- _INPUT DATA_:
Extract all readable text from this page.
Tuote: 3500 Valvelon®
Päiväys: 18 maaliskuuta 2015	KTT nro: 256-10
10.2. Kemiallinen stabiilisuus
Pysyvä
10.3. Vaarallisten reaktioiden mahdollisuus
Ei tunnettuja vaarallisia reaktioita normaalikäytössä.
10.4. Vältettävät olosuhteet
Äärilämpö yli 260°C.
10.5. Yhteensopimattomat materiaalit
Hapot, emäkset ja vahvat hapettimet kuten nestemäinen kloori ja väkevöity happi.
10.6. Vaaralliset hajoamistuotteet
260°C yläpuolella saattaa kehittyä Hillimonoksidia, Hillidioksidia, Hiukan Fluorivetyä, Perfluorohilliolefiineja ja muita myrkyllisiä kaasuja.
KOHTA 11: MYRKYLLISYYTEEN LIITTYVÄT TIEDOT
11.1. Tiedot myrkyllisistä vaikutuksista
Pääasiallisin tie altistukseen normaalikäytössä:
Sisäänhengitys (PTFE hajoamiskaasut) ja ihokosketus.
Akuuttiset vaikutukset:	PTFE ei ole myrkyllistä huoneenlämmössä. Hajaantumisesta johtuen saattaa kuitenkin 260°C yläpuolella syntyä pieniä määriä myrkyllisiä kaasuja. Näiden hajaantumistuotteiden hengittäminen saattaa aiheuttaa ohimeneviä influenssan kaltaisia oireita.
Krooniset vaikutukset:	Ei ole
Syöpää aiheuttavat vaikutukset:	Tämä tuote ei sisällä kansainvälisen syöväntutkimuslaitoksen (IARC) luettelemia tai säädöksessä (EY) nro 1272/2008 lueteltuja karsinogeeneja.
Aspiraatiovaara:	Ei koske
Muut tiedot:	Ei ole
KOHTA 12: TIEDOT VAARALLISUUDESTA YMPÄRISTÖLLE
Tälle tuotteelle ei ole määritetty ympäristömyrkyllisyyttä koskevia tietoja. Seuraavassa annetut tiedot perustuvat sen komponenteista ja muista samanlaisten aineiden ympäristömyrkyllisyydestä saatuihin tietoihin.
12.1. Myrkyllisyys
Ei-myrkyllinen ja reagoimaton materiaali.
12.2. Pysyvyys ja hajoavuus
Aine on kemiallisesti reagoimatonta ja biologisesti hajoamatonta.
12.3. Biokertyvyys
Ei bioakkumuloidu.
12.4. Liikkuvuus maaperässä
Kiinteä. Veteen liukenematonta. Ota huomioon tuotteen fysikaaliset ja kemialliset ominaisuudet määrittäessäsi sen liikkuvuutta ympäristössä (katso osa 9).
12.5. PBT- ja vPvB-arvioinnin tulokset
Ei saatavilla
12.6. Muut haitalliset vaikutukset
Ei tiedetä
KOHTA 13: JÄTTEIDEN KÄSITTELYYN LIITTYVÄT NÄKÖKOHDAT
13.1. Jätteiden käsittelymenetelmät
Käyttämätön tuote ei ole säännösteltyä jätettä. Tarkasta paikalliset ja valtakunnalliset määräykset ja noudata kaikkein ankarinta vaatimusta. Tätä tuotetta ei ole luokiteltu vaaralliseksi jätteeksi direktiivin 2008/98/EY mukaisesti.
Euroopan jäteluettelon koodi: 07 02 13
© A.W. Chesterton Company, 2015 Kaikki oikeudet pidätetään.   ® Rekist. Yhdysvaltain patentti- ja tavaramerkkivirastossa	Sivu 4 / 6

- _TASK STATEMENT_:
Set all of the records down again, exactly as they stand.

- _EXERCISE RESULT_:
Extract all readable text from this page.
Tuote: 3500 Valvelon®
Päiväys: 18 maaliskuuta 2015	KTT nro: 256-10
10.2. Kemiallinen stabiilisuus
Pysyvä
10.3. Vaarallisten reaktioiden mahdollisuus
Ei tunnettuja vaarallisia reaktioita normaalikäytössä.
10.4. Vältettävät olosuhteet
Äärilämpö yli 260°C.
10.5. Yhteensopimattomat materiaalit
Hapot, emäkset ja vahvat hapettimet kuten nestemäinen kloori ja väkevöity happi.
10.6. Vaaralliset hajoamistuotteet
260°C yläpuolella saattaa kehittyä Hillimonoksidia, Hillidioksidia, Hiukan Fluorivetyä, Perfluorohilliolefiineja ja muita myrkyllisiä kaasuja.
KOHTA 11: MYRKYLLISYYTEEN LIITTYVÄT TIEDOT
11.1. Tiedot myrkyllisistä vaikutuksista
Pääasiallisin tie altistukseen normaalikäytössä:
Sisäänhengitys (PTFE hajoamiskaasut) ja ihokosketus.
Akuuttiset vaikutukset:	PTFE ei ole myrkyllistä huoneenlämmössä. Hajaantumisesta johtuen saattaa kuitenkin 260°C yläpuolella syntyä pieniä määriä myrkyllisiä kaasuja. Näiden hajaantumistuotteiden hengittäminen saattaa aiheuttaa ohimeneviä influenssan kaltaisia oireita.
Krooniset vaikutukset:	Ei ole
Syöpää aiheuttavat vaikutukset:	Tämä tuote ei sisällä kansainvälisen syöväntutkimuslaitoksen (IARC) luettelemia tai säädöksessä (EY) nro 1272/2008 lueteltuja karsinogeeneja.
Aspiraatiovaara:	Ei koske
Muut tiedot:	Ei ole
KOHTA 12: TIEDOT VAARALLISUUDESTA YMPÄRISTÖLLE
Tälle tuotteelle ei ole määritetty ympäristömyrkyllisyyttä koskevia tietoja. Seuraavassa annetut tiedot perustuvat sen komponenteista ja muista samanlaisten aineiden ympäristömyrkyllisyydestä saatuihin tietoihin.
12.1. Myrkyllisyys
Ei-myrkyllinen ja reagoimaton materiaali.
12.2. Pysyvyys ja hajoavuus
Aine on kemiallisesti reagoimatonta ja biologisesti hajoamatonta.
12.3. Biokertyvyys
Ei bioakkumuloidu.
12.4. Liikkuvuus maaperässä
Kiinteä. Veteen liukenematonta. Ota huomioon tuotteen fysikaaliset ja kemialliset ominaisuudet määrittäessäsi sen liikkuvuutta ympäristössä (katso osa 9).
12.5. PBT- ja vPvB-arvioinnin tulokset
Ei saatavilla
12.6. Muut haitalliset vaikutukset
Ei tiedetä
KOHTA 13: JÄTTEIDEN KÄSITTELYYN LIITTYVÄT NÄKÖKOHDAT
13.1. Jätteiden käsittelymenetelmät
Käyttämätön tuote ei ole säännösteltyä jätettä. Tarkasta paikalliset ja valtakunnalliset määräykset ja noudata kaikkein ankarinta vaatimusta. Tätä tuotetta ei ole luokiteltu vaaralliseksi jätteeksi direktiivin 2008/98/EY mukaisesti.
Euroopan jäteluettelon koodi: 07 02 13
© A.W. Chesterton Company, 2015 Kaikki oikeudet pidätetään.   ® Rekist. Yhdysvaltain patentti- ja tavaramerkkivirastossa	Sivu 4 / 6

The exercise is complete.